Collection entries:
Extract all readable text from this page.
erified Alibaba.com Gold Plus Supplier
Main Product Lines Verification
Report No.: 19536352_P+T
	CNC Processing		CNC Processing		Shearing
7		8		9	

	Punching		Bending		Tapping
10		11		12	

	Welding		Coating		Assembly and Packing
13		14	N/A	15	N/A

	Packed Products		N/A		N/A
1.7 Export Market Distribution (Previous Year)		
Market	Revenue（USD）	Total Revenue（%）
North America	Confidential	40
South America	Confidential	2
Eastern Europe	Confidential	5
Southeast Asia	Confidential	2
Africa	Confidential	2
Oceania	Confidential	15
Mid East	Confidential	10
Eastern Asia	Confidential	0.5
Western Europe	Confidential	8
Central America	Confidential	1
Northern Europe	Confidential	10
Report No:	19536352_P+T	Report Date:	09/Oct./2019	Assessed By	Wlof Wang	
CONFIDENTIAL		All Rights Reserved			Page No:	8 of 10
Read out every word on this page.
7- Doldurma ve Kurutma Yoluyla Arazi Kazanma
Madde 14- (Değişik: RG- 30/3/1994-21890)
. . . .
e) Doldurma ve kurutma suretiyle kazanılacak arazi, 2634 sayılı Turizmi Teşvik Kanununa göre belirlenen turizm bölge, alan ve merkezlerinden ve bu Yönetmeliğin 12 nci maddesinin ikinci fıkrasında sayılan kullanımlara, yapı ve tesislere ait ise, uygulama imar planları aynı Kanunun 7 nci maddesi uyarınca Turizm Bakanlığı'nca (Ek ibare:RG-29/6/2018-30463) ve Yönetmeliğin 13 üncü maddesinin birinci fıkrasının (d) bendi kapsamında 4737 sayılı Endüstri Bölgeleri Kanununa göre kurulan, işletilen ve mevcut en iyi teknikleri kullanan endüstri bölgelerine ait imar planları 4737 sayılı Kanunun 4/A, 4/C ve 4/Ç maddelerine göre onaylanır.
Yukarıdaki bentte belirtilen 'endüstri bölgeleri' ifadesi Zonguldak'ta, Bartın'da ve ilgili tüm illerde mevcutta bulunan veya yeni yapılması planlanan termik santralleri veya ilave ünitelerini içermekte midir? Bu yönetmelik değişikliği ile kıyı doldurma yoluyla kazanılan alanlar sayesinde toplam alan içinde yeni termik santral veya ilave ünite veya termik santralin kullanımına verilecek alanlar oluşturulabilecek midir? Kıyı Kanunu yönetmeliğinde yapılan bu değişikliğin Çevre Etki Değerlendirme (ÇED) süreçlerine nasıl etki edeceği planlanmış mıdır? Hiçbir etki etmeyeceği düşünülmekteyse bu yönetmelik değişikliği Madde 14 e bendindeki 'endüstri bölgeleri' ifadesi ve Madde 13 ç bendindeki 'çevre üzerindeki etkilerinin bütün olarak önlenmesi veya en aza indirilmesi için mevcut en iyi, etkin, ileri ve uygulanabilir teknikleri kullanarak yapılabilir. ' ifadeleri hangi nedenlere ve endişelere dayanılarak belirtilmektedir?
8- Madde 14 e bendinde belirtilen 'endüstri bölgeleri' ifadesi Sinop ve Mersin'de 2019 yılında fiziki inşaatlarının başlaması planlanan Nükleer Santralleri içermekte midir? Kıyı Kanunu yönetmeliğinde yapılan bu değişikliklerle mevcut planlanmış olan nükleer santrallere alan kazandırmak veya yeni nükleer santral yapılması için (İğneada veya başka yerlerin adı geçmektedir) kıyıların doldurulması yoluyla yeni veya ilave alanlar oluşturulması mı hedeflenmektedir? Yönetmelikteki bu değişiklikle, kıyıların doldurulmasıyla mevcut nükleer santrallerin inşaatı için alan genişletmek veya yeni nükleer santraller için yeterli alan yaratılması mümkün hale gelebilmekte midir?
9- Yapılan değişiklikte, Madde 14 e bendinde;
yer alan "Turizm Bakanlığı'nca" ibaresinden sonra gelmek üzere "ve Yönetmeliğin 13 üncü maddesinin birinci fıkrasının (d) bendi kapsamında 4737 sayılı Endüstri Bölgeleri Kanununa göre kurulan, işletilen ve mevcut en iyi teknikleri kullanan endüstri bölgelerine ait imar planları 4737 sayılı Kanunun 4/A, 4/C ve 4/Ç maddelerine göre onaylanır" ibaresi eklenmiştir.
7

Aim of the exercise
Restate each record word for word.

Answer to this exercise
Extract all readable text from this page.
erified Alibaba.com Gold Plus Supplier
Main Product Lines Verification
Report No.: 19536352_P+T
	CNC Processing		CNC Processing		Shearing
7		8		9	

	Punching		Bending		Tapping
10		11		12	

	Welding		Coating		Assembly and Packing
13		14	N/A	15	N/A

	Packed Products		N/A		N/A
1.7 Export Market Distribution (Previous Year)		
Market	Revenue（USD）	Total Revenue（%）
North America	Confidential	40
South America	Confidential	2
Eastern Europe	Confidential	5
Southeast Asia	Confidential	2
Africa	Confidential	2
Oceania	Confidential	15
Mid East	Confidential	10
Eastern Asia	Confidential	0.5
Western Europe	Confidential	8
Central America	Confidential	1
Northern Europe	Confidential	10
Report No:	19536352_P+T	Report Date:	09/Oct./2019	Assessed By	Wlof Wang	
CONFIDENTIAL		All Rights Reserved			Page No:	8 of 10
Read out every word on this page.
7- Doldurma ve Kurutma Yoluyla Arazi Kazanma
Madde 14- (Değişik: RG- 30/3/1994-21890)
. . . .
e) Doldurma ve kurutma suretiyle kazanılacak arazi, 2634 sayılı Turizmi Teşvik Kanununa göre belirlenen turizm bölge, alan ve merkezlerinden ve bu Yönetmeliğin 12 nci maddesinin ikinci fıkrasında sayılan kullanımlara, yapı ve tesislere ait ise, uygulama imar planları aynı Kanunun 7 nci maddesi uyarınca Turizm Bakanlığı'nca (Ek ibare:RG-29/6/2018-30463) ve Yönetmeliğin 13 üncü maddesinin birinci fıkrasının (d) bendi kapsamında 4737 sayılı Endüstri Bölgeleri Kanununa göre kurulan, işletilen ve mevcut en iyi teknikleri kullanan endüstri bölgelerine ait imar planları 4737 sayılı Kanunun 4/A, 4/C ve 4/Ç maddelerine göre onaylanır.
Yukarıdaki bentte belirtilen 'endüstri bölgeleri' ifadesi Zonguldak'ta, Bartın'da ve ilgili tüm illerde mevcutta bulunan veya yeni yapılması planlanan termik santralleri veya ilave ünitelerini içermekte midir? Bu yönetmelik değişikliği ile kıyı doldurma yoluyla kazanılan alanlar sayesinde toplam alan içinde yeni termik santral veya ilave ünite veya termik santralin kullanımına verilecek alanlar oluşturulabilecek midir? Kıyı Kanunu yönetmeliğinde yapılan bu değişikliğin Çevre Etki Değerlendirme (ÇED) süreçlerine nasıl etki edeceği planlanmış mıdır? Hiçbir etki etmeyeceği düşünülmekteyse bu yönetmelik değişikliği Madde 14 e bendindeki 'endüstri bölgeleri' ifadesi ve Madde 13 ç bendindeki 'çevre üzerindeki etkilerinin bütün olarak önlenmesi veya en aza indirilmesi için mevcut en iyi, etkin, ileri ve uygulanabilir teknikleri kullanarak yapılabilir. ' ifadeleri hangi nedenlere ve endişelere dayanılarak belirtilmektedir?
8- Madde 14 e bendinde belirtilen 'endüstri bölgeleri' ifadesi Sinop ve Mersin'de 2019 yılında fiziki inşaatlarının başlaması planlanan Nükleer Santralleri içermekte midir? Kıyı Kanunu yönetmeliğinde yapılan bu değişikliklerle mevcut planlanmış olan nükleer santrallere alan kazandırmak veya yeni nükleer santral yapılması için (İğneada veya başka yerlerin adı geçmektedir) kıyıların doldurulması yoluyla yeni veya ilave alanlar oluşturulması mı hedeflenmektedir? Yönetmelikteki bu değişiklikle, kıyıların doldurulmasıyla mevcut nükleer santrallerin inşaatı için alan genişletmek veya yeni nükleer santraller için yeterli alan yaratılması mümkün hale gelebilmekte midir?
9- Yapılan değişiklikte, Madde 14 e bendinde;
yer alan "Turizm Bakanlığı'nca" ibaresinden sonra gelmek üzere "ve Yönetmeliğin 13 üncü maddesinin birinci fıkrasının (d) bendi kapsamında 4737 sayılı Endüstri Bölgeleri Kanununa göre kurulan, işletilen ve mevcut en iyi teknikleri kullanan endüstri bölgelerine ait imar planları 4737 sayılı Kanunun 4/A, 4/C ve 4/Ç maddelerine göre onaylanır" ibaresi eklenmiştir.
7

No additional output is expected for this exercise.